Set down, word for word, the lines from the one holding "Output a JSON" to the final line, both included, and skip the pictures.

-------------------------

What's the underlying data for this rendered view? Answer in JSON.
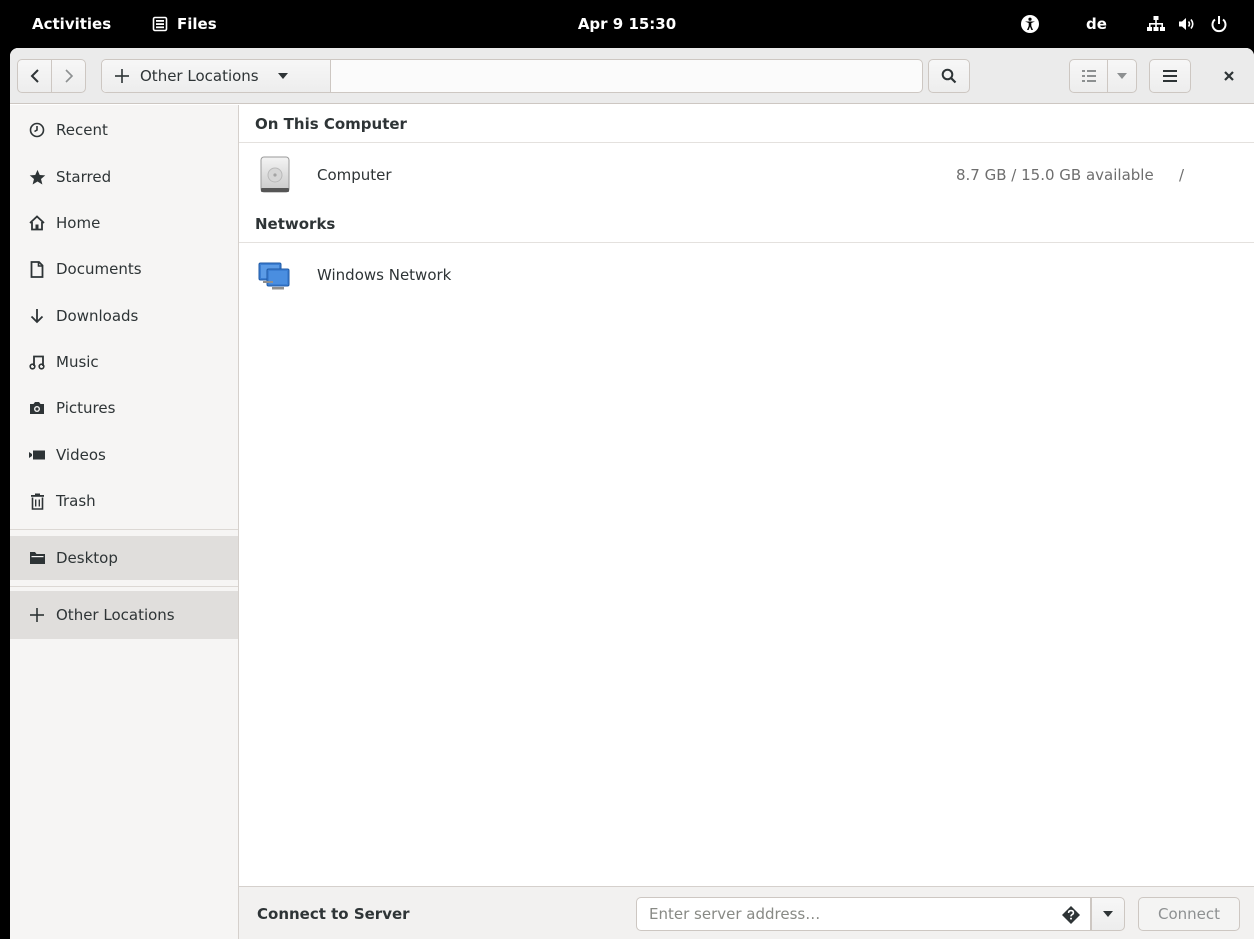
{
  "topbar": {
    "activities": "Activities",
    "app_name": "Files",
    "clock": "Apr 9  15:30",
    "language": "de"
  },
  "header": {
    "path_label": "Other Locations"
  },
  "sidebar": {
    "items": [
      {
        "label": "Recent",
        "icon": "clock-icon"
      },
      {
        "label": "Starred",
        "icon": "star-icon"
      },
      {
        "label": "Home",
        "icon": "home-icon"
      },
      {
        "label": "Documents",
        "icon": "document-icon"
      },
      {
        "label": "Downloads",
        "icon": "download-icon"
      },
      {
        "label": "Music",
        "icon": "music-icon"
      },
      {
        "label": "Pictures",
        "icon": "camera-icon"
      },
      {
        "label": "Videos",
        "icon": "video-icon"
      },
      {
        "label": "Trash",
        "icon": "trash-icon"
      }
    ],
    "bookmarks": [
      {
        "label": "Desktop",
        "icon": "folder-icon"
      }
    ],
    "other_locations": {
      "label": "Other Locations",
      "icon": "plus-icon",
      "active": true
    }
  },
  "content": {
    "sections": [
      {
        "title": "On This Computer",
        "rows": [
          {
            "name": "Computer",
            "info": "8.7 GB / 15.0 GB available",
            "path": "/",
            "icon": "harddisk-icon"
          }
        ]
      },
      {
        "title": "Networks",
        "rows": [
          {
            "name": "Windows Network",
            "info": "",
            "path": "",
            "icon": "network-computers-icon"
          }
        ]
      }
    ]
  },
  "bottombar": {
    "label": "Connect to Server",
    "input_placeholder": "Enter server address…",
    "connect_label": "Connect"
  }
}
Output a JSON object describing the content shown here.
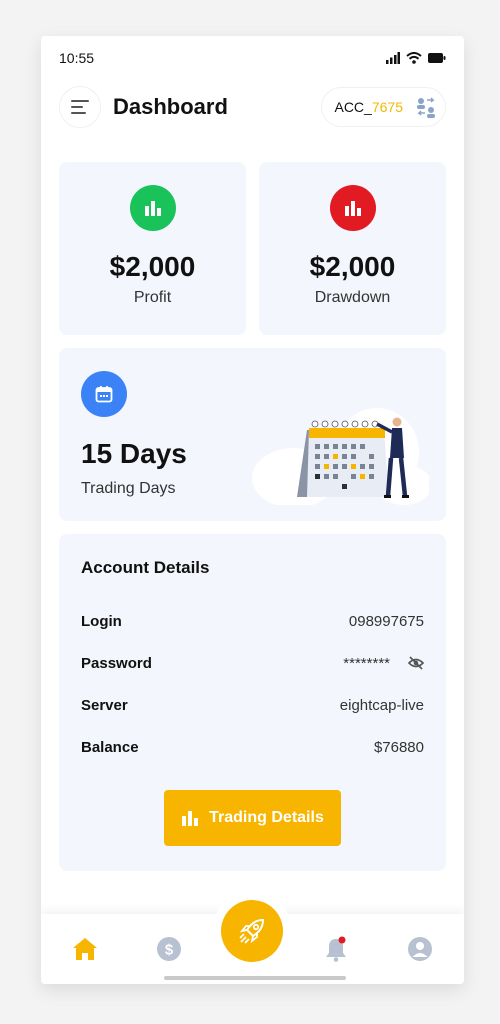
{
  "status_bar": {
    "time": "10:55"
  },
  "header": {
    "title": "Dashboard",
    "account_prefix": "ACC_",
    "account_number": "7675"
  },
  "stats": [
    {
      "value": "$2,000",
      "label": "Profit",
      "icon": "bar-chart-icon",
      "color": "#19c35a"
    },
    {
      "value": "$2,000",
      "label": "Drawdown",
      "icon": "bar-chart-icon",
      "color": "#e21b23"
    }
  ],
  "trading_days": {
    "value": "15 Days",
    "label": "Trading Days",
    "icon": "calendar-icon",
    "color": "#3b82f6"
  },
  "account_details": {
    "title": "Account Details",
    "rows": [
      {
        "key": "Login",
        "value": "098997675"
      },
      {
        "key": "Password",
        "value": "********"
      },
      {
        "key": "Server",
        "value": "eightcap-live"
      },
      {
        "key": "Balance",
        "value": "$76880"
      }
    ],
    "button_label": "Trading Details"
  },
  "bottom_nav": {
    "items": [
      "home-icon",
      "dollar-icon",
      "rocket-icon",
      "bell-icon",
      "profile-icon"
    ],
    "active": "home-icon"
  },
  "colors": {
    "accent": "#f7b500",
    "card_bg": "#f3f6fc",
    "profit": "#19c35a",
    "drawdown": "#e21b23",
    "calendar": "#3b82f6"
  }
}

-------------------------

**RESPONSE BELOW:**
Output a JSON object describing the content shown here.
{
  "status_bar": {
    "time": "10:55"
  },
  "header": {
    "title": "Dashboard",
    "account_prefix": "ACC_",
    "account_number": "7675"
  },
  "stats": [
    {
      "value": "$2,000",
      "label": "Profit",
      "icon": "bar-chart-icon",
      "color": "#19c35a"
    },
    {
      "value": "$2,000",
      "label": "Drawdown",
      "icon": "bar-chart-icon",
      "color": "#e21b23"
    }
  ],
  "trading_days": {
    "value": "15 Days",
    "label": "Trading Days",
    "icon": "calendar-icon",
    "color": "#3b82f6"
  },
  "account_details": {
    "title": "Account Details",
    "rows": [
      {
        "key": "Login",
        "value": "098997675"
      },
      {
        "key": "Password",
        "value": "********"
      },
      {
        "key": "Server",
        "value": "eightcap-live"
      },
      {
        "key": "Balance",
        "value": "$76880"
      }
    ],
    "button_label": "Trading Details"
  },
  "bottom_nav": {
    "items": [
      "home-icon",
      "dollar-icon",
      "rocket-icon",
      "bell-icon",
      "profile-icon"
    ],
    "active": "home-icon"
  },
  "colors": {
    "accent": "#f7b500",
    "card_bg": "#f3f6fc",
    "profit": "#19c35a",
    "drawdown": "#e21b23",
    "calendar": "#3b82f6"
  }
}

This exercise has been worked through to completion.